WHAT IS EXPECTED:
Continue the mailing-list message about the Burroughs B5000 and the origin of bytecode interpreters from the point where it stops.

VM Query: Contexts on Stack?

Alan Kay Alan.Kay at disney.com
Thu Mar 30 12:19:27 UTC 2000


And ...

I should mention that the origin of the bytecode interpreters was the
hardware of the Burroughs B5000, first described in print in 1961.  I used
this as a model for the Flex machine in the late sixties, including the
idea of overlapping contexts (it's a direct consequence of one way to have
the compiler map the stack). The B5000 also had HW flag bits to distinguish
its typed pointers from data, the ability to call procedures on the left
side of an assignment statement (so many kinds of data could be simulated),
automatic HW process switching, addressless bytecodes, segmented swappable
memory structures, etc. It was designed by one of the great geniuses of our
field (and unfortunately not remembered today), Bob Barton.

Cheers,

Alan

--------

At 7:34 PM -0800 3/29/00, Dan Ingalls wrote:
>I wrote...

Items from a dataset
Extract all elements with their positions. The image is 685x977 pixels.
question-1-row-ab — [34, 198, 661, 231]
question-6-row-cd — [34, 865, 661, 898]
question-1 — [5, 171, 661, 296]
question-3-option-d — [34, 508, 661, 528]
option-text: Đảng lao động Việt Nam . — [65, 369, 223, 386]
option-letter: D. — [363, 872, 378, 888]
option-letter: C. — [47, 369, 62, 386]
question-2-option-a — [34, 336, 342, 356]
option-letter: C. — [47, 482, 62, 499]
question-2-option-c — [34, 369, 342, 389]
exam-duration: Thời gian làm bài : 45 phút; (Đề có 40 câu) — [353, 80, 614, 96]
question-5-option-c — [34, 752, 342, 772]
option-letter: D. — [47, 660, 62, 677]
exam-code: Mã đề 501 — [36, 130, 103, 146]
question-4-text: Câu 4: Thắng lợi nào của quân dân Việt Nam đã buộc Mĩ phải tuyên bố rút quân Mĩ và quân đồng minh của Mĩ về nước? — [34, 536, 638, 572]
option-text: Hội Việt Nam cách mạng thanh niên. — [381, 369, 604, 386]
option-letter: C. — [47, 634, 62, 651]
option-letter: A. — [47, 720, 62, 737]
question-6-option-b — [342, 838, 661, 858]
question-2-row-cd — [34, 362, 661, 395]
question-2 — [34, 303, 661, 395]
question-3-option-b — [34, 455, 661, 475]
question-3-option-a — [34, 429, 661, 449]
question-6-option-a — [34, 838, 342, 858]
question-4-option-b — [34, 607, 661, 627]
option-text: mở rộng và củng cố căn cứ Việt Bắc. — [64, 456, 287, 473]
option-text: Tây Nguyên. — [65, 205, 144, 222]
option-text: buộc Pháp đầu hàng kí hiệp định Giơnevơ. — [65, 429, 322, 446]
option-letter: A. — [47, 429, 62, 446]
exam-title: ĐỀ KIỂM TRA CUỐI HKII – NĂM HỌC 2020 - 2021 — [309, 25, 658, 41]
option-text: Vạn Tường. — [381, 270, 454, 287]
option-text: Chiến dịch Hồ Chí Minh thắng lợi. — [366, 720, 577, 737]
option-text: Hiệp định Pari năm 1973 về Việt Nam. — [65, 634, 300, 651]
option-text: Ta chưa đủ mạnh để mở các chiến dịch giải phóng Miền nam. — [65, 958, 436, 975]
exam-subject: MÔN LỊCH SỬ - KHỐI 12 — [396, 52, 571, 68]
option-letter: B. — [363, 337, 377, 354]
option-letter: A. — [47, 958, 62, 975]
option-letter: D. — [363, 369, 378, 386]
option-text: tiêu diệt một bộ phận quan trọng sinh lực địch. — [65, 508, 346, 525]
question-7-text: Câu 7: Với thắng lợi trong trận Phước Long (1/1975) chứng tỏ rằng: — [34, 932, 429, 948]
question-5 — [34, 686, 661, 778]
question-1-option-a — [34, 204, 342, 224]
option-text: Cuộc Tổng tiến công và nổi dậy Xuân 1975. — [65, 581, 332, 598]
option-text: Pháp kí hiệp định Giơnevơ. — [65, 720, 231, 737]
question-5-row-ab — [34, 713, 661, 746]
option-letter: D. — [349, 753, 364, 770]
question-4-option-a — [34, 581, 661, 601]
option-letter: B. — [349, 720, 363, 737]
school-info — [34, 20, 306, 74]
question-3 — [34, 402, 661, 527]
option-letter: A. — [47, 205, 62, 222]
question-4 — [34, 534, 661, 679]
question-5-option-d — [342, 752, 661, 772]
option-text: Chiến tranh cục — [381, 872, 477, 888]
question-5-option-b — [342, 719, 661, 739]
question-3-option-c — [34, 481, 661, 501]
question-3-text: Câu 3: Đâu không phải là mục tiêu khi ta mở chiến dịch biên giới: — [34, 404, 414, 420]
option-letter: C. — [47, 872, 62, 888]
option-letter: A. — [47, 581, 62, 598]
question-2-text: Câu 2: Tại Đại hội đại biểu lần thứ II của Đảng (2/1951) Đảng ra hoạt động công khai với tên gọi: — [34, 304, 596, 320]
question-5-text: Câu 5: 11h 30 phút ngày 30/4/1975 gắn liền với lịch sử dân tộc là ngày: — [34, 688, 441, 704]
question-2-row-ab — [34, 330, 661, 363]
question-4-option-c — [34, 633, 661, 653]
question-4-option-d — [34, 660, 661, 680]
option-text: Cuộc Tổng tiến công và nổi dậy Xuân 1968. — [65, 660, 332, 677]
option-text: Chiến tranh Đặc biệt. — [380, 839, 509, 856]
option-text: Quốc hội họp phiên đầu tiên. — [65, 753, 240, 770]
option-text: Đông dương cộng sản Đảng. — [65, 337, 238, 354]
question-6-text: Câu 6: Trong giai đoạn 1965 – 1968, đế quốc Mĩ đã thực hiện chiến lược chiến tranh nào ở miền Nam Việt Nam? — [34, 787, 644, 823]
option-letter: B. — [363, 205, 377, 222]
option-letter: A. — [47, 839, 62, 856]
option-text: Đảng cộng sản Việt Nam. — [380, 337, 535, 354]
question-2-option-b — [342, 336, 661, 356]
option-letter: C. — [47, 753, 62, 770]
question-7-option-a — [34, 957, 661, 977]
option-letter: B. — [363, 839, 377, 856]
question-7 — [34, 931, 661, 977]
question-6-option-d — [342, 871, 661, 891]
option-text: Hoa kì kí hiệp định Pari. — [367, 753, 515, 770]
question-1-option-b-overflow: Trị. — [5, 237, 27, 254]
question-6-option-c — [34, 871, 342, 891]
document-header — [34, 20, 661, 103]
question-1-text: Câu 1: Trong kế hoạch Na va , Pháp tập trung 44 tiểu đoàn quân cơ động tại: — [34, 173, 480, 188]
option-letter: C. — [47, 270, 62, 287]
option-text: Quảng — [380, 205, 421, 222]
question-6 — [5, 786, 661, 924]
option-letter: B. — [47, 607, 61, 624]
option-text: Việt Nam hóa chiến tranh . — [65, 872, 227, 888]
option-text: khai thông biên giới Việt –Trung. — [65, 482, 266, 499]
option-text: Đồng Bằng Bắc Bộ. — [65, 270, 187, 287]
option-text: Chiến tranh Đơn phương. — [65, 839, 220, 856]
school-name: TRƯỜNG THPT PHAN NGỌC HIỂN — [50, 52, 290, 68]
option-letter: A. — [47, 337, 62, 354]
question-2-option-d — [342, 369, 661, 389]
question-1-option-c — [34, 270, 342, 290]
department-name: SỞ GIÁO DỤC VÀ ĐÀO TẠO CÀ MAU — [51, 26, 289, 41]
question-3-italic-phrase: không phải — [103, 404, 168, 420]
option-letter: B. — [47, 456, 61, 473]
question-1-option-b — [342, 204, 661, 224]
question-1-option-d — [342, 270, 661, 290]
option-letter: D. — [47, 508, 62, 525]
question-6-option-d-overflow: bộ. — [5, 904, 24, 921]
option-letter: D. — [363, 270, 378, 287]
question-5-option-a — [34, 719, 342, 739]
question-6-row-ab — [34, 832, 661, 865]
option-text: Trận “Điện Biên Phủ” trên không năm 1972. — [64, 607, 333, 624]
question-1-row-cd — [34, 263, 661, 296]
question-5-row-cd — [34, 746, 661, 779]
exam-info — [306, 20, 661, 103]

EXPECTED ANSWER:
>>> I'm sure this is true.  Ian wrote a context cache for an earlier Squeak and
>>it sped th
>>> ings up by about 50% as I recall.  What we have now is nicely simple, and
>>we've been h
>>> olding off on any serious tweaks until we can play around with J3
>>> (How's it going, Ian?).  J3 does even better things with the stack, which
>>allows the b
>>> asic interpreter to remain simple, yet offers a true high speed solution as
>>well.
>
>Tim Rowledge <tim at sumeru.stanford.edu> replied...
>>It's a relatively standard trick, with the first description that I know of
>>being the Deutsch/Schiffman 'Efficient Implementation of the Smalltalk-80
>>System' paper in 84 POPL proceedings.
>
>If we are talking about putting contexts in the hardware stack, I did this
>half a decade earlier.  Smalltalk-78 ran on a 4MHz 8086(*).  The VM was 6K
>of code.  And it put its contexts right in the hardware stack.  I also
>used the trick of overlapping adjacent contexts so there was no need to
>transfer arguments (Ian and I have been discussing doing this for Squeak
>-- it requires pushing the receiver last instead of first).
>
>You can read this and other tales of early Smalltalk VMs in my chapter of
>the "Green" book edited by Glenn Krasner.